#### INSTRUCTIONS FOR THE TASK:
Using the records that follow, copy every line containing the word "Publish".

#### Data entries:
========================================

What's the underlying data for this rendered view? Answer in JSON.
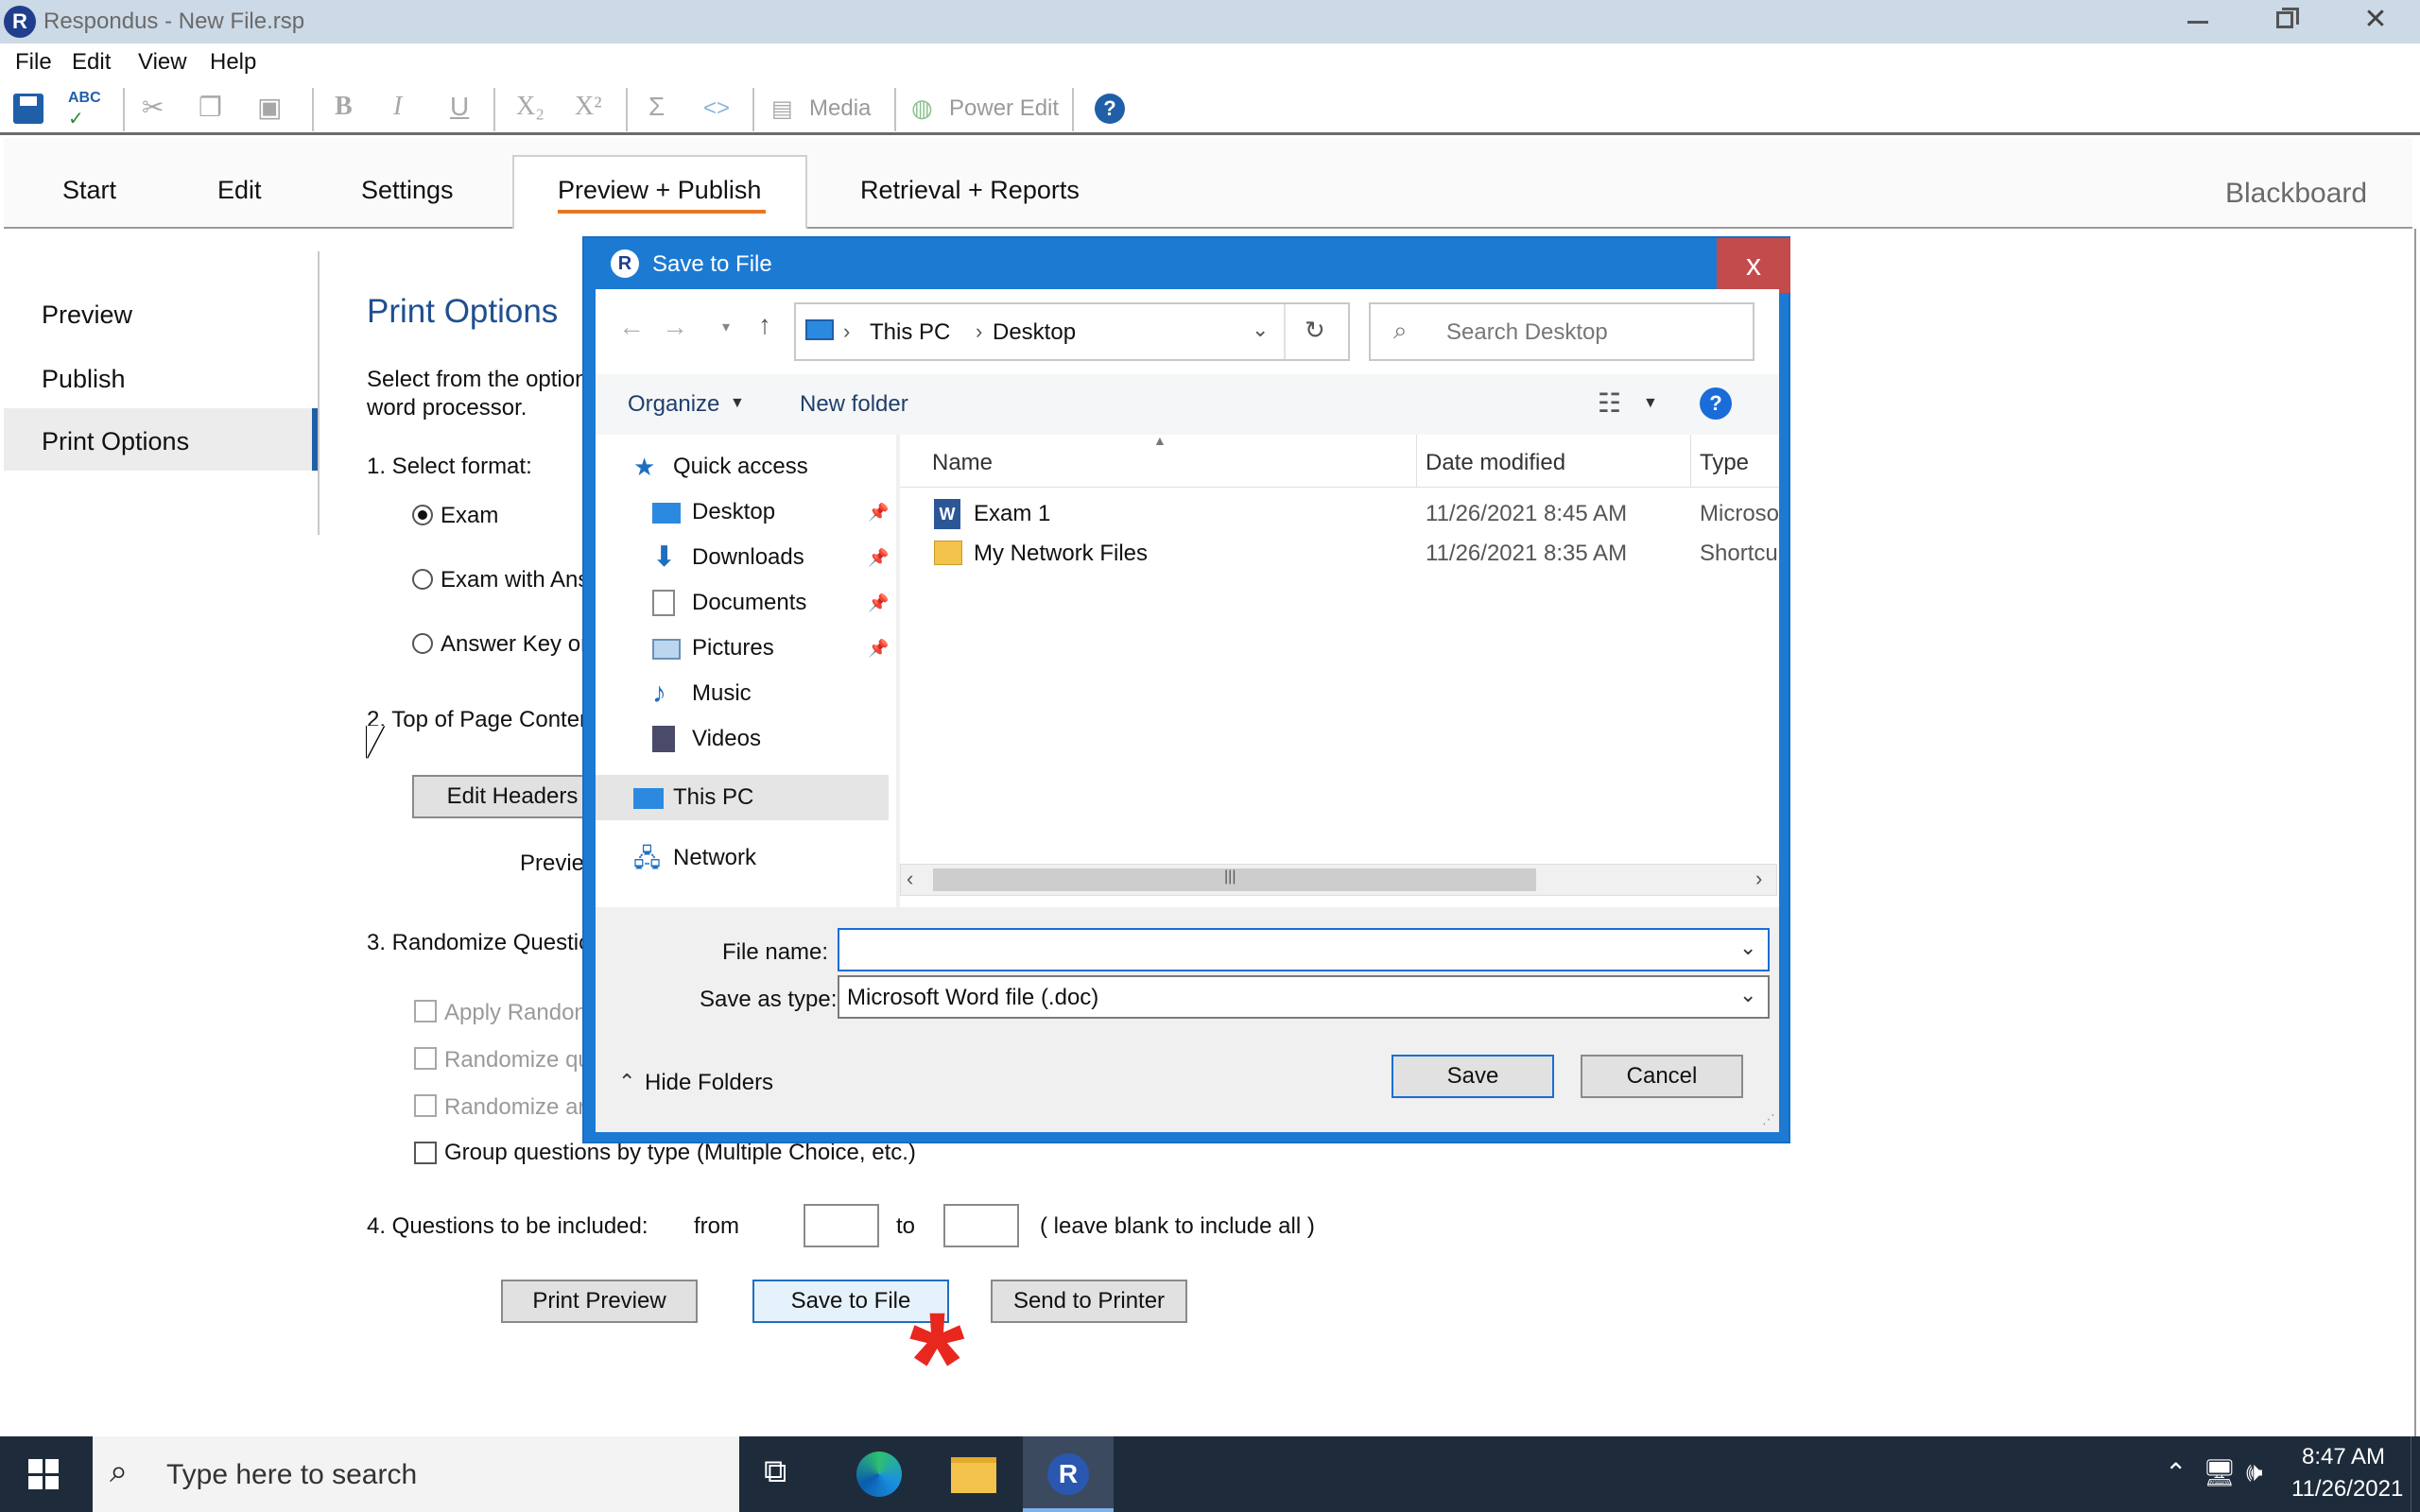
{
  "window": {
    "app_icon_letter": "R",
    "title": "Respondus - New File.rsp"
  },
  "menu": [
    "File",
    "Edit",
    "View",
    "Help"
  ],
  "toolbar": {
    "media_label": "Media",
    "power_edit_label": "Power Edit"
  },
  "tabs": [
    "Start",
    "Edit",
    "Settings",
    "Preview + Publish",
    "Retrieval + Reports"
  ],
  "active_tab": "Preview + Publish",
  "lms_label": "Blackboard",
  "sidebar": {
    "items": [
      "Preview",
      "Publish",
      "Print Options"
    ],
    "active": "Print Options"
  },
  "main": {
    "title": "Print Options",
    "intro_line1": "Select from the option",
    "intro_line2": "word processor.",
    "section1": "1.  Select format:",
    "format_options": [
      "Exam",
      "Exam with Ans",
      "Answer Key or"
    ],
    "section2": "2.  Top of Page Conter",
    "edit_headers_label": "Edit Headers",
    "preview_label": "Previe",
    "section3": "3.  Randomize Questic",
    "randomize_options": [
      "Apply Randon",
      "Randomize qu",
      "Randomize ar"
    ],
    "group_label": "Group questions by type (Multiple Choice, etc.)",
    "section4": "4.  Questions to be included:",
    "from_label": "from",
    "to_label": "to",
    "from_value": "",
    "to_value": "",
    "blank_hint": "( leave blank to include all )",
    "print_preview_label": "Print Preview",
    "save_to_file_label": "Save to File",
    "send_to_printer_label": "Send to Printer"
  },
  "dialog": {
    "icon_letter": "R",
    "title": "Save to File",
    "close_glyph": "x",
    "breadcrumb": [
      "This PC",
      "Desktop"
    ],
    "search_placeholder": "Search Desktop",
    "organize_label": "Organize",
    "new_folder_label": "New folder",
    "help_glyph": "?",
    "nav": {
      "quick_access": "Quick access",
      "items": [
        "Desktop",
        "Downloads",
        "Documents",
        "Pictures",
        "Music",
        "Videos"
      ],
      "this_pc": "This PC",
      "network": "Network"
    },
    "columns": [
      "Name",
      "Date modified",
      "Type"
    ],
    "files": [
      {
        "name": "Exam 1",
        "date": "11/26/2021 8:45 AM",
        "type": "Microso"
      },
      {
        "name": "My Network Files",
        "date": "11/26/2021 8:35 AM",
        "type": "Shortcu"
      }
    ],
    "file_name_label": "File name:",
    "file_name_value": "",
    "save_as_type_label": "Save as type:",
    "save_as_type_value": "Microsoft Word file (.doc)",
    "hide_folders_label": "Hide Folders",
    "save_label": "Save",
    "cancel_label": "Cancel"
  },
  "taskbar": {
    "search_placeholder": "Type here to search",
    "time": "8:47 AM",
    "date": "11/26/2021",
    "taskbar_app_letter": "R"
  },
  "colors": {
    "accent_tab_underline": "#e87722",
    "dialog_blue": "#1c7ad3",
    "close_red": "#c44b4b",
    "asterisk_red": "#e8271f"
  }
}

========================================

#### RESULT FOR THIS TASK:
    "Preview + Publish",
  "active_tab": "Preview + Publish",
      "Publish",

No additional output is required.